§ **DATA LINES**:
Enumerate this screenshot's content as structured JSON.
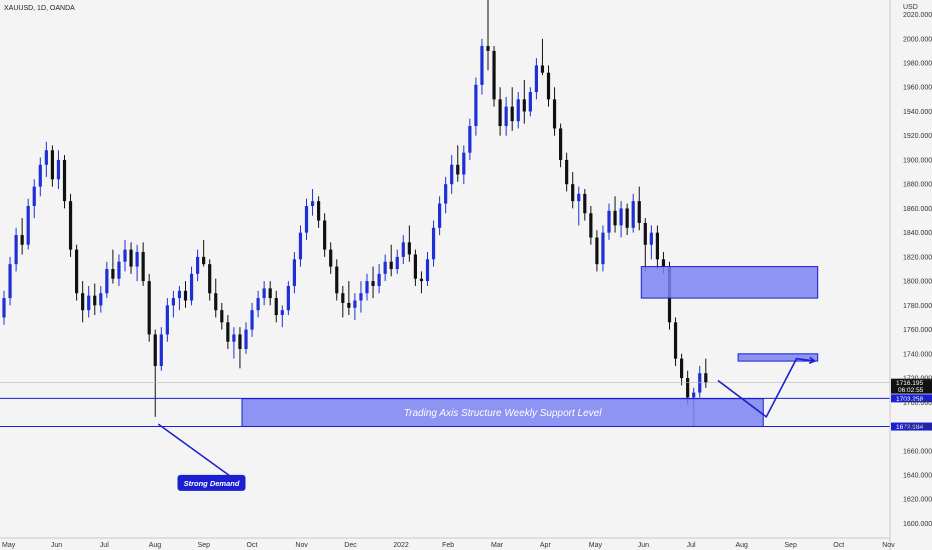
{
  "header": {
    "symbol_line": "XAUUSD, 1D, OANDA",
    "currency": "USD"
  },
  "colors": {
    "bull": "#1e2fd6",
    "bear": "#111111",
    "zone_fill": "#7b83f0",
    "zone_stroke": "#1a1fd0",
    "label_bg": "#1a1fd0",
    "background": "#f4f4f4"
  },
  "chart_data": {
    "type": "candlestick",
    "title": "",
    "xlabel": "",
    "ylabel": "",
    "ylim": [
      1588,
      2032
    ],
    "y_ticks": [
      1600,
      1620,
      1640,
      1660,
      1680,
      1700,
      1720,
      1740,
      1760,
      1780,
      1800,
      1820,
      1840,
      1860,
      1880,
      1900,
      1920,
      1940,
      1960,
      1980,
      2000,
      2020
    ],
    "x_ticks": [
      "May",
      "Jun",
      "Jul",
      "Aug",
      "Sep",
      "Oct",
      "Nov",
      "Dec",
      "2022",
      "Feb",
      "Mar",
      "Apr",
      "May",
      "Jun",
      "Jul",
      "Aug",
      "Sep",
      "Oct",
      "Nov"
    ],
    "grid": false,
    "series": [
      {
        "values": [
          [
            1770,
            1792,
            1764,
            1786
          ],
          [
            1786,
            1820,
            1780,
            1814
          ],
          [
            1814,
            1844,
            1808,
            1838
          ],
          [
            1838,
            1852,
            1822,
            1830
          ],
          [
            1830,
            1868,
            1826,
            1862
          ],
          [
            1862,
            1884,
            1852,
            1878
          ],
          [
            1878,
            1902,
            1870,
            1896
          ],
          [
            1896,
            1915,
            1886,
            1908
          ],
          [
            1908,
            1912,
            1878,
            1884
          ],
          [
            1884,
            1908,
            1876,
            1900
          ],
          [
            1900,
            1904,
            1860,
            1866
          ],
          [
            1866,
            1872,
            1820,
            1826
          ],
          [
            1826,
            1830,
            1784,
            1790
          ],
          [
            1790,
            1800,
            1766,
            1776
          ],
          [
            1776,
            1796,
            1770,
            1788
          ],
          [
            1788,
            1798,
            1772,
            1780
          ],
          [
            1780,
            1796,
            1774,
            1790
          ],
          [
            1790,
            1816,
            1786,
            1810
          ],
          [
            1810,
            1826,
            1798,
            1802
          ],
          [
            1802,
            1822,
            1796,
            1816
          ],
          [
            1816,
            1834,
            1808,
            1826
          ],
          [
            1826,
            1832,
            1806,
            1812
          ],
          [
            1812,
            1830,
            1800,
            1824
          ],
          [
            1824,
            1832,
            1796,
            1800
          ],
          [
            1800,
            1806,
            1750,
            1756
          ],
          [
            1756,
            1760,
            1688,
            1730
          ],
          [
            1730,
            1762,
            1726,
            1756
          ],
          [
            1756,
            1786,
            1750,
            1780
          ],
          [
            1780,
            1792,
            1770,
            1786
          ],
          [
            1786,
            1796,
            1776,
            1792
          ],
          [
            1792,
            1800,
            1778,
            1784
          ],
          [
            1784,
            1812,
            1780,
            1806
          ],
          [
            1806,
            1826,
            1800,
            1820
          ],
          [
            1820,
            1834,
            1812,
            1814
          ],
          [
            1814,
            1818,
            1784,
            1790
          ],
          [
            1790,
            1802,
            1770,
            1776
          ],
          [
            1776,
            1782,
            1760,
            1766
          ],
          [
            1766,
            1772,
            1744,
            1750
          ],
          [
            1750,
            1762,
            1736,
            1756
          ],
          [
            1756,
            1762,
            1728,
            1744
          ],
          [
            1744,
            1766,
            1740,
            1760
          ],
          [
            1760,
            1782,
            1754,
            1776
          ],
          [
            1776,
            1792,
            1770,
            1786
          ],
          [
            1786,
            1800,
            1780,
            1794
          ],
          [
            1794,
            1800,
            1780,
            1786
          ],
          [
            1786,
            1792,
            1766,
            1772
          ],
          [
            1772,
            1780,
            1762,
            1776
          ],
          [
            1776,
            1800,
            1772,
            1796
          ],
          [
            1796,
            1824,
            1790,
            1818
          ],
          [
            1818,
            1846,
            1812,
            1840
          ],
          [
            1840,
            1868,
            1834,
            1862
          ],
          [
            1862,
            1876,
            1854,
            1866
          ],
          [
            1866,
            1870,
            1844,
            1850
          ],
          [
            1850,
            1856,
            1820,
            1826
          ],
          [
            1826,
            1832,
            1806,
            1812
          ],
          [
            1812,
            1818,
            1784,
            1790
          ],
          [
            1790,
            1796,
            1770,
            1782
          ],
          [
            1782,
            1800,
            1772,
            1778
          ],
          [
            1778,
            1790,
            1768,
            1784
          ],
          [
            1784,
            1800,
            1774,
            1790
          ],
          [
            1790,
            1806,
            1784,
            1800
          ],
          [
            1800,
            1812,
            1786,
            1796
          ],
          [
            1796,
            1814,
            1790,
            1806
          ],
          [
            1806,
            1822,
            1800,
            1816
          ],
          [
            1816,
            1830,
            1804,
            1810
          ],
          [
            1810,
            1826,
            1806,
            1820
          ],
          [
            1820,
            1838,
            1814,
            1832
          ],
          [
            1832,
            1846,
            1816,
            1822
          ],
          [
            1822,
            1826,
            1796,
            1802
          ],
          [
            1802,
            1808,
            1790,
            1800
          ],
          [
            1800,
            1824,
            1796,
            1818
          ],
          [
            1818,
            1850,
            1812,
            1844
          ],
          [
            1844,
            1870,
            1838,
            1864
          ],
          [
            1864,
            1886,
            1856,
            1880
          ],
          [
            1880,
            1904,
            1872,
            1896
          ],
          [
            1896,
            1912,
            1882,
            1888
          ],
          [
            1888,
            1912,
            1880,
            1906
          ],
          [
            1906,
            1934,
            1900,
            1928
          ],
          [
            1928,
            1968,
            1920,
            1962
          ],
          [
            1962,
            2000,
            1954,
            1994
          ],
          [
            1994,
            2070,
            1974,
            1990
          ],
          [
            1990,
            1994,
            1944,
            1950
          ],
          [
            1950,
            1960,
            1920,
            1928
          ],
          [
            1928,
            1952,
            1920,
            1944
          ],
          [
            1944,
            1960,
            1924,
            1932
          ],
          [
            1932,
            1956,
            1926,
            1950
          ],
          [
            1950,
            1966,
            1930,
            1940
          ],
          [
            1940,
            1960,
            1936,
            1956
          ],
          [
            1956,
            1984,
            1950,
            1978
          ],
          [
            1978,
            2000,
            1970,
            1972
          ],
          [
            1972,
            1978,
            1944,
            1950
          ],
          [
            1950,
            1960,
            1920,
            1926
          ],
          [
            1926,
            1930,
            1894,
            1900
          ],
          [
            1900,
            1906,
            1874,
            1880
          ],
          [
            1880,
            1890,
            1860,
            1866
          ],
          [
            1866,
            1878,
            1846,
            1872
          ],
          [
            1872,
            1876,
            1850,
            1856
          ],
          [
            1856,
            1862,
            1830,
            1836
          ],
          [
            1836,
            1842,
            1808,
            1814
          ],
          [
            1814,
            1846,
            1808,
            1840
          ],
          [
            1840,
            1864,
            1834,
            1858
          ],
          [
            1858,
            1870,
            1840,
            1846
          ],
          [
            1846,
            1866,
            1836,
            1860
          ],
          [
            1860,
            1864,
            1838,
            1844
          ],
          [
            1844,
            1872,
            1840,
            1866
          ],
          [
            1866,
            1878,
            1842,
            1848
          ],
          [
            1848,
            1852,
            1808,
            1830
          ],
          [
            1830,
            1846,
            1818,
            1840
          ],
          [
            1840,
            1846,
            1810,
            1818
          ],
          [
            1818,
            1824,
            1806,
            1812
          ],
          [
            1812,
            1816,
            1760,
            1766
          ],
          [
            1766,
            1770,
            1730,
            1736
          ],
          [
            1736,
            1740,
            1714,
            1720
          ],
          [
            1720,
            1726,
            1698,
            1704
          ],
          [
            1704,
            1712,
            1680,
            1708
          ],
          [
            1708,
            1730,
            1704,
            1724
          ],
          [
            1724,
            1736,
            1712,
            1716
          ]
        ]
      }
    ],
    "levels": [
      {
        "price": 1716.195,
        "label": "1716.195",
        "sublabel": "06:02:55"
      },
      {
        "price": 1703.258,
        "label": "1703.258"
      },
      {
        "price": 1679.984,
        "label": "1679.984"
      }
    ],
    "zones": [
      {
        "name": "weekly-support",
        "label": "Trading Axis Structure Weekly Support Level",
        "price_low": 1680,
        "price_high": 1703,
        "from_bar": 40,
        "to_bar": 125
      },
      {
        "name": "upper-resistance",
        "price_low": 1786,
        "price_high": 1812,
        "from_bar": 106,
        "to_bar": 134
      },
      {
        "name": "retest-box",
        "price_low": 1734,
        "price_high": 1740,
        "from_bar": 122,
        "to_bar": 134
      }
    ],
    "annotations": [
      {
        "name": "strong-demand",
        "text": "Strong Demand",
        "price": 1650,
        "bar": 30
      }
    ],
    "projection": [
      [
        118,
        1718
      ],
      [
        126,
        1688
      ],
      [
        131,
        1736
      ],
      [
        134,
        1734
      ]
    ]
  }
}
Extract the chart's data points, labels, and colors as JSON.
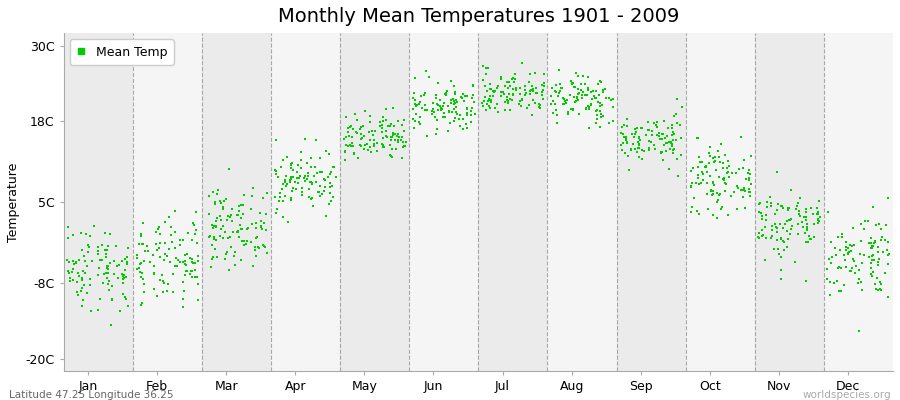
{
  "title": "Monthly Mean Temperatures 1901 - 2009",
  "ylabel": "Temperature",
  "xlabel_labels": [
    "Jan",
    "Feb",
    "Mar",
    "Apr",
    "May",
    "Jun",
    "Jul",
    "Aug",
    "Sep",
    "Oct",
    "Nov",
    "Dec"
  ],
  "ytick_labels": [
    "-20C",
    "-8C",
    "5C",
    "18C",
    "30C"
  ],
  "ytick_values": [
    -20,
    -8,
    5,
    18,
    30
  ],
  "ylim": [
    -22,
    32
  ],
  "dot_color": "#00cc00",
  "bg_color": "#ffffff",
  "plot_bg_color_light": "#f0f0f0",
  "plot_bg_color_dark": "#e4e4e4",
  "grid_color": "#888888",
  "legend_label": "Mean Temp",
  "subtitle": "Latitude 47.25 Longitude 36.25",
  "watermark": "worldspecies.org",
  "monthly_means": [
    -5.5,
    -4.8,
    1.0,
    8.5,
    15.0,
    20.0,
    22.5,
    21.5,
    15.0,
    8.5,
    1.5,
    -3.5
  ],
  "monthly_stds": [
    3.5,
    3.5,
    3.0,
    2.5,
    2.0,
    2.0,
    1.8,
    2.0,
    2.0,
    2.5,
    3.0,
    3.5
  ],
  "n_years": 109,
  "title_fontsize": 14,
  "label_fontsize": 9,
  "tick_fontsize": 9
}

§ **WRITTEN EXERCISE**:
Your task is to output exactly the lines from the line containing "Extract the chart's" through the last line, inclusive, leaving every picture out.

§ **FINISHED ANSWER**:
Extract the chart's data points, labels, and colors as JSON.
{
  "title": "Monthly Mean Temperatures 1901 - 2009",
  "ylabel": "Temperature",
  "xlabel_labels": [
    "Jan",
    "Feb",
    "Mar",
    "Apr",
    "May",
    "Jun",
    "Jul",
    "Aug",
    "Sep",
    "Oct",
    "Nov",
    "Dec"
  ],
  "ytick_labels": [
    "-20C",
    "-8C",
    "5C",
    "18C",
    "30C"
  ],
  "ytick_values": [
    -20,
    -8,
    5,
    18,
    30
  ],
  "ylim": [
    -22,
    32
  ],
  "dot_color": "#00cc00",
  "bg_color": "#ffffff",
  "plot_bg_color_light": "#f0f0f0",
  "plot_bg_color_dark": "#e4e4e4",
  "grid_color": "#888888",
  "legend_label": "Mean Temp",
  "subtitle": "Latitude 47.25 Longitude 36.25",
  "watermark": "worldspecies.org",
  "monthly_means": [
    -5.5,
    -4.8,
    1.0,
    8.5,
    15.0,
    20.0,
    22.5,
    21.5,
    15.0,
    8.5,
    1.5,
    -3.5
  ],
  "monthly_stds": [
    3.5,
    3.5,
    3.0,
    2.5,
    2.0,
    2.0,
    1.8,
    2.0,
    2.0,
    2.5,
    3.0,
    3.5
  ],
  "n_years": 109,
  "title_fontsize": 14,
  "label_fontsize": 9,
  "tick_fontsize": 9
}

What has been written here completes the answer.